[Document content entries]
================
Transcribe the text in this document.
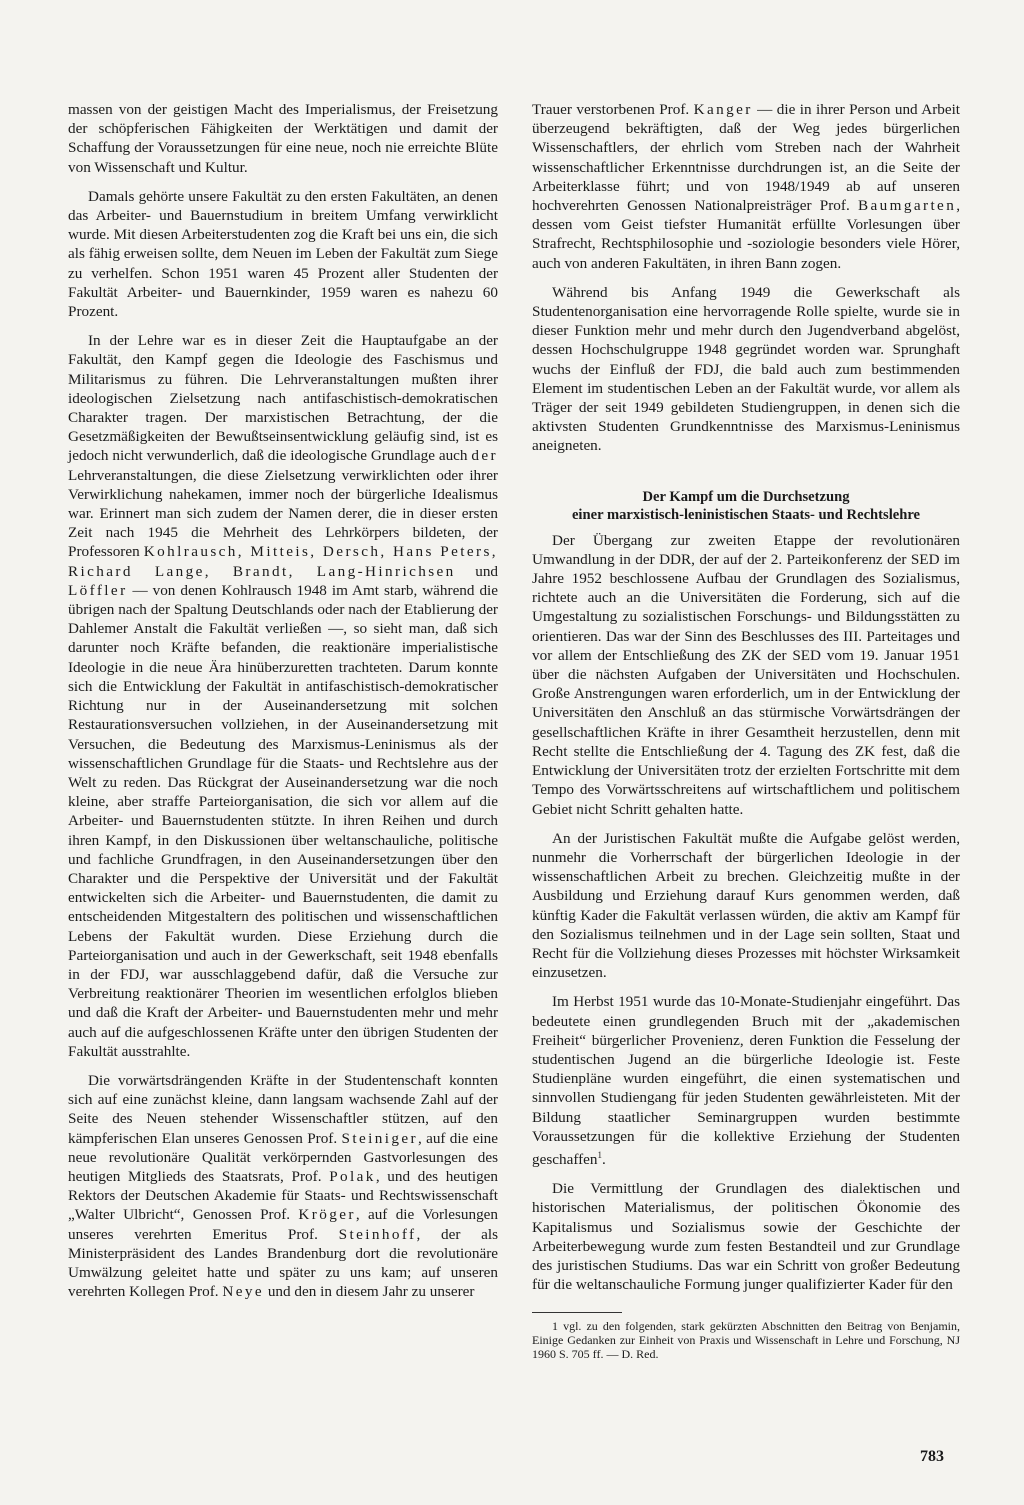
massen von der geistigen Macht des Imperialismus, der Freisetzung der schöpferischen Fähigkeiten der Werktätigen und damit der Schaffung der Voraussetzungen für eine neue, noch nie erreichte Blüte von Wissenschaft und Kultur.

Damals gehörte unsere Fakultät zu den ersten Fakultäten, an denen das Arbeiter- und Bauernstudium in breitem Umfang verwirklicht wurde. Mit diesen Arbeiterstudenten zog die Kraft bei uns ein, die sich als fähig erweisen sollte, dem Neuen im Leben der Fakultät zum Siege zu verhelfen. Schon 1951 waren 45 Prozent aller Studenten der Fakultät Arbeiter- und Bauernkinder, 1959 waren es nahezu 60 Prozent.

In der Lehre war es in dieser Zeit die Hauptaufgabe an der Fakultät, den Kampf gegen die Ideologie des Faschismus und Militarismus zu führen. Die Lehrveranstaltungen mußten ihrer ideologischen Zielsetzung nach antifaschistisch-demokratischen Charakter tragen. Der marxistischen Betrachtung, der die Gesetzmäßigkeiten der Bewußtseinsentwicklung geläufig sind, ist es jedoch nicht verwunderlich, daß die ideologische Grundlage auch der Lehrveranstaltungen, die diese Zielsetzung verwirklichten oder ihrer Verwirklichung nahekamen, immer noch der bürgerliche Idealismus war. Erinnert man sich zudem der Namen derer, die in dieser ersten Zeit nach 1945 die Mehrheit des Lehrkörpers bildeten, der Professoren Kohlrausch, Mitteis, Dersch, Hans Peters, Richard Lange, Brandt, Lang-Hinrichsen und Löffler — von denen Kohlrausch 1948 im Amt starb, während die übrigen nach der Spaltung Deutschlands oder nach der Etablierung der Dahlemer Anstalt die Fakultät verließen —, so sieht man, daß sich darunter noch Kräfte befanden, die reaktionäre imperialistische Ideologie in die neue Ära hinüberzuretten trachteten. Darum konnte sich die Entwicklung der Fakultät in antifaschistisch-demokratischer Richtung nur in der Auseinandersetzung mit solchen Restaurationsversuchen vollziehen, in der Auseinandersetzung mit Versuchen, die Bedeutung des Marxismus-Leninismus als der wissenschaftlichen Grundlage für die Staats- und Rechtslehre aus der Welt zu reden. Das Rückgrat der Auseinandersetzung war die noch kleine, aber straffe Parteiorganisation, die sich vor allem auf die Arbeiter- und Bauernstudenten stützte. In ihren Reihen und durch ihren Kampf, in den Diskussionen über weltanschauliche, politische und fachliche Grundfragen, in den Auseinandersetzungen über den Charakter und die Perspektive der Universität und der Fakultät entwickelten sich die Arbeiter- und Bauernstudenten, die damit zu entscheidenden Mitgestaltern des politischen und wissenschaftlichen Lebens der Fakultät wurden. Diese Erziehung durch die Parteiorganisation und auch in der Gewerkschaft, seit 1948 ebenfalls in der FDJ, war ausschlaggebend dafür, daß die Versuche zur Verbreitung reaktionärer Theorien im wesentlichen erfolglos blieben und daß die Kraft der Arbeiter- und Bauernstudenten mehr und mehr auch auf die aufgeschlossenen Kräfte unter den übrigen Studenten der Fakultät ausstrahlte.

Die vorwärtsdrängenden Kräfte in der Studentenschaft konnten sich auf eine zunächst kleine, dann langsam wachsende Zahl auf der Seite des Neuen stehender Wissenschaftler stützen, auf den kämpferischen Elan unseres Genossen Prof. Steiniger, auf die eine neue revolutionäre Qualität verkörpernden Gastvorlesungen des heutigen Mitglieds des Staatsrats, Prof. Polak, und des heutigen Rektors der Deutschen Akademie für Staats- und Rechtswissenschaft „Walter Ulbricht“, Genossen Prof. Kröger, auf die Vorlesungen unseres verehrten Emeritus Prof. Steinhoff, der als Ministerpräsident des Landes Brandenburg dort die revolutionäre Umwälzung geleitet hatte und später zu uns kam; auf unseren verehrten Kollegen Prof. Neye und den in diesem Jahr zu unserer

Trauer verstorbenen Prof. Kanger — die in ihrer Person und Arbeit überzeugend bekräftigten, daß der Weg jedes bürgerlichen Wissenschaftlers, der ehrlich vom Streben nach der Wahrheit wissenschaftlicher Erkenntnisse durchdrungen ist, an die Seite der Arbeiterklasse führt; und von 1948/1949 ab auf unseren hochverehrten Genossen Nationalpreisträger Prof. Baumgarten, dessen vom Geist tiefster Humanität erfüllte Vorlesungen über Strafrecht, Rechtsphilosophie und -soziologie besonders viele Hörer, auch von anderen Fakultäten, in ihren Bann zogen.

Während bis Anfang 1949 die Gewerkschaft als Studentenorganisation eine hervorragende Rolle spielte, wurde sie in dieser Funktion mehr und mehr durch den Jugendverband abgelöst, dessen Hochschulgruppe 1948 gegründet worden war. Sprunghaft wuchs der Einfluß der FDJ, die bald auch zum bestimmenden Element im studentischen Leben an der Fakultät wurde, vor allem als Träger der seit 1949 gebildeten Studiengruppen, in denen sich die aktivsten Studenten Grundkenntnisse des Marxismus-Leninismus aneigneten.

Der Kampf um die Durchsetzung
einer marxistisch-leninistischen Staats- und Rechtslehre

Der Übergang zur zweiten Etappe der revolutionären Umwandlung in der DDR, der auf der 2. Parteikonferenz der SED im Jahre 1952 beschlossene Aufbau der Grundlagen des Sozialismus, richtete auch an die Universitäten die Forderung, sich auf die Umgestaltung zu sozialistischen Forschungs- und Bildungsstätten zu orientieren. Das war der Sinn des Beschlusses des III. Parteitages und vor allem der Entschließung des ZK der SED vom 19. Januar 1951 über die nächsten Aufgaben der Universitäten und Hochschulen. Große Anstrengungen waren erforderlich, um in der Entwicklung der Universitäten den Anschluß an das stürmische Vorwärtsdrängen der gesellschaftlichen Kräfte in ihrer Gesamtheit herzustellen, denn mit Recht stellte die Entschließung der 4. Tagung des ZK fest, daß die Entwicklung der Universitäten trotz der erzielten Fortschritte mit dem Tempo des Vorwärtsschreitens auf wirtschaftlichem und politischem Gebiet nicht Schritt gehalten hatte.

An der Juristischen Fakultät mußte die Aufgabe gelöst werden, nunmehr die Vorherrschaft der bürgerlichen Ideologie in der wissenschaftlichen Arbeit zu brechen. Gleichzeitig mußte in der Ausbildung und Erziehung darauf Kurs genommen werden, daß künftig Kader die Fakultät verlassen würden, die aktiv am Kampf für den Sozialismus teilnehmen und in der Lage sein sollten, Staat und Recht für die Vollziehung dieses Prozesses mit höchster Wirksamkeit einzusetzen.

Im Herbst 1951 wurde das 10-Monate-Studienjahr eingeführt. Das bedeutete einen grundlegenden Bruch mit der „akademischen Freiheit“ bürgerlicher Provenienz, deren Funktion die Fesselung der studentischen Jugend an die bürgerliche Ideologie ist. Feste Studienpläne wurden eingeführt, die einen systematischen und sinnvollen Studiengang für jeden Studenten gewährleisteten. Mit der Bildung staatlicher Seminargruppen wurden bestimmte Voraussetzungen für die kollektive Erziehung der Studenten geschaffen$^1$.

Die Vermittlung der Grundlagen des dialektischen und historischen Materialismus, der politischen Ökonomie des Kapitalismus und Sozialismus sowie der Geschichte der Arbeiterbewegung wurde zum festen Bestandteil und zur Grundlage des juristischen Studiums. Das war ein Schritt von großer Bedeutung für die weltanschauliche Formung junger qualifizierter Kader für den

1 vgl. zu den folgenden, stark gekürzten Abschnitten den Beitrag von Benjamin, Einige Gedanken zur Einheit von Praxis und Wissenschaft in Lehre und Forschung, NJ 1960 S. 705 ff. — D. Red.

783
================
» **WHAT IS REQUIRED**:
From the first line to the last, write out the data exactly, dropping any pictures.

» **EXPECTED OUTPUT**:
Transcribe the text in this document.
massen von der geistigen Macht des Imperialismus, der Freisetzung der schöpferischen Fähigkeiten der Werktätigen und damit der Schaffung der Voraussetzungen für eine neue, noch nie erreichte Blüte von Wissenschaft und Kultur.

Damals gehörte unsere Fakultät zu den ersten Fakultäten, an denen das Arbeiter- und Bauernstudium in breitem Umfang verwirklicht wurde. Mit diesen Arbeiterstudenten zog die Kraft bei uns ein, die sich als fähig erweisen sollte, dem Neuen im Leben der Fakultät zum Siege zu verhelfen. Schon 1951 waren 45 Prozent aller Studenten der Fakultät Arbeiter- und Bauernkinder, 1959 waren es nahezu 60 Prozent.

In der Lehre war es in dieser Zeit die Hauptaufgabe an der Fakultät, den Kampf gegen die Ideologie des Faschismus und Militarismus zu führen. Die Lehrveranstaltungen mußten ihrer ideologischen Zielsetzung nach antifaschistisch-demokratischen Charakter tragen. Der marxistischen Betrachtung, der die Gesetzmäßigkeiten der Bewußtseinsentwicklung geläufig sind, ist es jedoch nicht verwunderlich, daß die ideologische Grundlage auch der Lehrveranstaltungen, die diese Zielsetzung verwirklichten oder ihrer Verwirklichung nahekamen, immer noch der bürgerliche Idealismus war. Erinnert man sich zudem der Namen derer, die in dieser ersten Zeit nach 1945 die Mehrheit des Lehrkörpers bildeten, der Professoren Kohlrausch, Mitteis, Dersch, Hans Peters, Richard Lange, Brandt, Lang-Hinrichsen und Löffler — von denen Kohlrausch 1948 im Amt starb, während die übrigen nach der Spaltung Deutschlands oder nach der Etablierung der Dahlemer Anstalt die Fakultät verließen —, so sieht man, daß sich darunter noch Kräfte befanden, die reaktionäre imperialistische Ideologie in die neue Ära hinüberzuretten trachteten. Darum konnte sich die Entwicklung der Fakultät in antifaschistisch-demokratischer Richtung nur in der Auseinandersetzung mit solchen Restaurationsversuchen vollziehen, in der Auseinandersetzung mit Versuchen, die Bedeutung des Marxismus-Leninismus als der wissenschaftlichen Grundlage für die Staats- und Rechtslehre aus der Welt zu reden. Das Rückgrat der Auseinandersetzung war die noch kleine, aber straffe Parteiorganisation, die sich vor allem auf die Arbeiter- und Bauernstudenten stützte. In ihren Reihen und durch ihren Kampf, in den Diskussionen über weltanschauliche, politische und fachliche Grundfragen, in den Auseinandersetzungen über den Charakter und die Perspektive der Universität und der Fakultät entwickelten sich die Arbeiter- und Bauernstudenten, die damit zu entscheidenden Mitgestaltern des politischen und wissenschaftlichen Lebens der Fakultät wurden. Diese Erziehung durch die Parteiorganisation und auch in der Gewerkschaft, seit 1948 ebenfalls in der FDJ, war ausschlaggebend dafür, daß die Versuche zur Verbreitung reaktionärer Theorien im wesentlichen erfolglos blieben und daß die Kraft der Arbeiter- und Bauernstudenten mehr und mehr auch auf die aufgeschlossenen Kräfte unter den übrigen Studenten der Fakultät ausstrahlte.

Die vorwärtsdrängenden Kräfte in der Studentenschaft konnten sich auf eine zunächst kleine, dann langsam wachsende Zahl auf der Seite des Neuen stehender Wissenschaftler stützen, auf den kämpferischen Elan unseres Genossen Prof. Steiniger, auf die eine neue revolutionäre Qualität verkörpernden Gastvorlesungen des heutigen Mitglieds des Staatsrats, Prof. Polak, und des heutigen Rektors der Deutschen Akademie für Staats- und Rechtswissenschaft „Walter Ulbricht“, Genossen Prof. Kröger, auf die Vorlesungen unseres verehrten Emeritus Prof. Steinhoff, der als Ministerpräsident des Landes Brandenburg dort die revolutionäre Umwälzung geleitet hatte und später zu uns kam; auf unseren verehrten Kollegen Prof. Neye und den in diesem Jahr zu unserer

Trauer verstorbenen Prof. Kanger — die in ihrer Person und Arbeit überzeugend bekräftigten, daß der Weg jedes bürgerlichen Wissenschaftlers, der ehrlich vom Streben nach der Wahrheit wissenschaftlicher Erkenntnisse durchdrungen ist, an die Seite der Arbeiterklasse führt; und von 1948/1949 ab auf unseren hochverehrten Genossen Nationalpreisträger Prof. Baumgarten, dessen vom Geist tiefster Humanität erfüllte Vorlesungen über Strafrecht, Rechtsphilosophie und -soziologie besonders viele Hörer, auch von anderen Fakultäten, in ihren Bann zogen.

Während bis Anfang 1949 die Gewerkschaft als Studentenorganisation eine hervorragende Rolle spielte, wurde sie in dieser Funktion mehr und mehr durch den Jugendverband abgelöst, dessen Hochschulgruppe 1948 gegründet worden war. Sprunghaft wuchs der Einfluß der FDJ, die bald auch zum bestimmenden Element im studentischen Leben an der Fakultät wurde, vor allem als Träger der seit 1949 gebildeten Studiengruppen, in denen sich die aktivsten Studenten Grundkenntnisse des Marxismus-Leninismus aneigneten.

Der Kampf um die Durchsetzung
einer marxistisch-leninistischen Staats- und Rechtslehre

Der Übergang zur zweiten Etappe der revolutionären Umwandlung in der DDR, der auf der 2. Parteikonferenz der SED im Jahre 1952 beschlossene Aufbau der Grundlagen des Sozialismus, richtete auch an die Universitäten die Forderung, sich auf die Umgestaltung zu sozialistischen Forschungs- und Bildungsstätten zu orientieren. Das war der Sinn des Beschlusses des III. Parteitages und vor allem der Entschließung des ZK der SED vom 19. Januar 1951 über die nächsten Aufgaben der Universitäten und Hochschulen. Große Anstrengungen waren erforderlich, um in der Entwicklung der Universitäten den Anschluß an das stürmische Vorwärtsdrängen der gesellschaftlichen Kräfte in ihrer Gesamtheit herzustellen, denn mit Recht stellte die Entschließung der 4. Tagung des ZK fest, daß die Entwicklung der Universitäten trotz der erzielten Fortschritte mit dem Tempo des Vorwärtsschreitens auf wirtschaftlichem und politischem Gebiet nicht Schritt gehalten hatte.

An der Juristischen Fakultät mußte die Aufgabe gelöst werden, nunmehr die Vorherrschaft der bürgerlichen Ideologie in der wissenschaftlichen Arbeit zu brechen. Gleichzeitig mußte in der Ausbildung und Erziehung darauf Kurs genommen werden, daß künftig Kader die Fakultät verlassen würden, die aktiv am Kampf für den Sozialismus teilnehmen und in der Lage sein sollten, Staat und Recht für die Vollziehung dieses Prozesses mit höchster Wirksamkeit einzusetzen.

Im Herbst 1951 wurde das 10-Monate-Studienjahr eingeführt. Das bedeutete einen grundlegenden Bruch mit der „akademischen Freiheit“ bürgerlicher Provenienz, deren Funktion die Fesselung der studentischen Jugend an die bürgerliche Ideologie ist. Feste Studienpläne wurden eingeführt, die einen systematischen und sinnvollen Studiengang für jeden Studenten gewährleisteten. Mit der Bildung staatlicher Seminargruppen wurden bestimmte Voraussetzungen für die kollektive Erziehung der Studenten geschaffen$^1$.

Die Vermittlung der Grundlagen des dialektischen und historischen Materialismus, der politischen Ökonomie des Kapitalismus und Sozialismus sowie der Geschichte der Arbeiterbewegung wurde zum festen Bestandteil und zur Grundlage des juristischen Studiums. Das war ein Schritt von großer Bedeutung für die weltanschauliche Formung junger qualifizierter Kader für den

1 vgl. zu den folgenden, stark gekürzten Abschnitten den Beitrag von Benjamin, Einige Gedanken zur Einheit von Praxis und Wissenschaft in Lehre und Forschung, NJ 1960 S. 705 ff. — D. Red.

783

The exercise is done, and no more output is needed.